=== Input ===

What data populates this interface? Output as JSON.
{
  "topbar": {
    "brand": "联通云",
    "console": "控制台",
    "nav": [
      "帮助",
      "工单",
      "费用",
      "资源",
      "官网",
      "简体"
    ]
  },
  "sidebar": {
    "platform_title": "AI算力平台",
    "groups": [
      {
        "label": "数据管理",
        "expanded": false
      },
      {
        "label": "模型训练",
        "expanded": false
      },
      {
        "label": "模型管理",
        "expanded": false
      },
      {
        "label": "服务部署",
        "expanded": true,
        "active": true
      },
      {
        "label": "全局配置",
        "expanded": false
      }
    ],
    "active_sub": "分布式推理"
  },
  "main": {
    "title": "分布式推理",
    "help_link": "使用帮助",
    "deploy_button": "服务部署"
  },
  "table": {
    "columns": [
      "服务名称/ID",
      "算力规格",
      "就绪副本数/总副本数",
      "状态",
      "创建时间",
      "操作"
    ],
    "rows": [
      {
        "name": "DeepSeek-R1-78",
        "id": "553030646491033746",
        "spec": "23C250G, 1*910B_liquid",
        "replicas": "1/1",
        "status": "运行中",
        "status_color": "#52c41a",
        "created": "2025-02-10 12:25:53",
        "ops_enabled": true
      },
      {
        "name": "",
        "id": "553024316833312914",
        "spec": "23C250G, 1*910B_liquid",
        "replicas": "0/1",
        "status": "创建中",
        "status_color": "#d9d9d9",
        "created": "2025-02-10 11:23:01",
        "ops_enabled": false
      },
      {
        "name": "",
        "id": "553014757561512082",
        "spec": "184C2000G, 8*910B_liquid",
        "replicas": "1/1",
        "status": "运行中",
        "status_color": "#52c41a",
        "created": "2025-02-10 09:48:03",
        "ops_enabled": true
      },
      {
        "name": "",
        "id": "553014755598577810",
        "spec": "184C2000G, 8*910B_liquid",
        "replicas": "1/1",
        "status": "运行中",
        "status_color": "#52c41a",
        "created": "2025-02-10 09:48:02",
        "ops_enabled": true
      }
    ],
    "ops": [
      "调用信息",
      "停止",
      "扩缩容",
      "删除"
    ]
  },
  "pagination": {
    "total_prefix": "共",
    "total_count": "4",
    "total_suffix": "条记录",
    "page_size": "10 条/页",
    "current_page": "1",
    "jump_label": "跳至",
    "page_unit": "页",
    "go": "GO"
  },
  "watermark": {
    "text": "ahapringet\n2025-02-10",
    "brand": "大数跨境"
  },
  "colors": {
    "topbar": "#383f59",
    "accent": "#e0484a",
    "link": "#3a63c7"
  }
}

===

__Instructions for the task__
Extract all of the data above without altering anything.

__Exercise output__
What data populates this interface? Output as JSON.
{
  "topbar": {
    "brand": "联通云",
    "console": "控制台",
    "nav": [
      "帮助",
      "工单",
      "费用",
      "资源",
      "官网",
      "简体"
    ]
  },
  "sidebar": {
    "platform_title": "AI算力平台",
    "groups": [
      {
        "label": "数据管理",
        "expanded": false
      },
      {
        "label": "模型训练",
        "expanded": false
      },
      {
        "label": "模型管理",
        "expanded": false
      },
      {
        "label": "服务部署",
        "expanded": true,
        "active": true
      },
      {
        "label": "全局配置",
        "expanded": false
      }
    ],
    "active_sub": "分布式推理"
  },
  "main": {
    "title": "分布式推理",
    "help_link": "使用帮助",
    "deploy_button": "服务部署"
  },
  "table": {
    "columns": [
      "服务名称/ID",
      "算力规格",
      "就绪副本数/总副本数",
      "状态",
      "创建时间",
      "操作"
    ],
    "rows": [
      {
        "name": "DeepSeek-R1-78",
        "id": "553030646491033746",
        "spec": "23C250G, 1*910B_liquid",
        "replicas": "1/1",
        "status": "运行中",
        "status_color": "#52c41a",
        "created": "2025-02-10 12:25:53",
        "ops_enabled": true
      },
      {
        "name": "",
        "id": "553024316833312914",
        "spec": "23C250G, 1*910B_liquid",
        "replicas": "0/1",
        "status": "创建中",
        "status_color": "#d9d9d9",
        "created": "2025-02-10 11:23:01",
        "ops_enabled": false
      },
      {
        "name": "",
        "id": "553014757561512082",
        "spec": "184C2000G, 8*910B_liquid",
        "replicas": "1/1",
        "status": "运行中",
        "status_color": "#52c41a",
        "created": "2025-02-10 09:48:03",
        "ops_enabled": true
      },
      {
        "name": "",
        "id": "553014755598577810",
        "spec": "184C2000G, 8*910B_liquid",
        "replicas": "1/1",
        "status": "运行中",
        "status_color": "#52c41a",
        "created": "2025-02-10 09:48:02",
        "ops_enabled": true
      }
    ],
    "ops": [
      "调用信息",
      "停止",
      "扩缩容",
      "删除"
    ]
  },
  "pagination": {
    "total_prefix": "共",
    "total_count": "4",
    "total_suffix": "条记录",
    "page_size": "10 条/页",
    "current_page": "1",
    "jump_label": "跳至",
    "page_unit": "页",
    "go": "GO"
  },
  "watermark": {
    "text": "ahapringet\n2025-02-10",
    "brand": "大数跨境"
  },
  "colors": {
    "topbar": "#383f59",
    "accent": "#e0484a",
    "link": "#3a63c7"
  }
}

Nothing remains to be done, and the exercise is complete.